• **WORK REQUIRED**:
Tell how many lines contain the word "bilan". Reply with the number only.

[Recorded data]
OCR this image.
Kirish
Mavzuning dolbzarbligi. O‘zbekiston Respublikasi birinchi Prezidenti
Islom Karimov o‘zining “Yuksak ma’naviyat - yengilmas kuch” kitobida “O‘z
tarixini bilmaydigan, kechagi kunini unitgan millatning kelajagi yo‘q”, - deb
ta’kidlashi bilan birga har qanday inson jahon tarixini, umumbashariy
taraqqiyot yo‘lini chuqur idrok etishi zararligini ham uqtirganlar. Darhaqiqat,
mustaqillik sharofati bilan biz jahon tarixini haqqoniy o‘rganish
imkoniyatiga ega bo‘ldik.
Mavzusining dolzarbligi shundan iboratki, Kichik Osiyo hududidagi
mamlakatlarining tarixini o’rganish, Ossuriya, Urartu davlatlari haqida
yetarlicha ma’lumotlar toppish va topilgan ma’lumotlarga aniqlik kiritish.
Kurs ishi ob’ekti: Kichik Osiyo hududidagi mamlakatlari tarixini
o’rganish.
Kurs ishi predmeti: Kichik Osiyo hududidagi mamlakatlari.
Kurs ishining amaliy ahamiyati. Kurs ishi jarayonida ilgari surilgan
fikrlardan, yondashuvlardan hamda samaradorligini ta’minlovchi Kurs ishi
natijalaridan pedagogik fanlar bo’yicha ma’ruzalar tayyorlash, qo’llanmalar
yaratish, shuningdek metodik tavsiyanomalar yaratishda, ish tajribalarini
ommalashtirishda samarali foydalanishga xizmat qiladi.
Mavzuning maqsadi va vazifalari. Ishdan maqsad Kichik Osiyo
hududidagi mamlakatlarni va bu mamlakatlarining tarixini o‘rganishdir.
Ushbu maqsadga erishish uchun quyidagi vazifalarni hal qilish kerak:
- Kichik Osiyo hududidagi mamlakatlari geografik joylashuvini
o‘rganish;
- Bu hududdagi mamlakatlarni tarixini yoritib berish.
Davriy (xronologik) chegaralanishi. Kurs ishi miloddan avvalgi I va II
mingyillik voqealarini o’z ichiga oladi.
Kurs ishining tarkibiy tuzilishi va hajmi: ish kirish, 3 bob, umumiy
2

• **EXPECTED ANSWER**:
2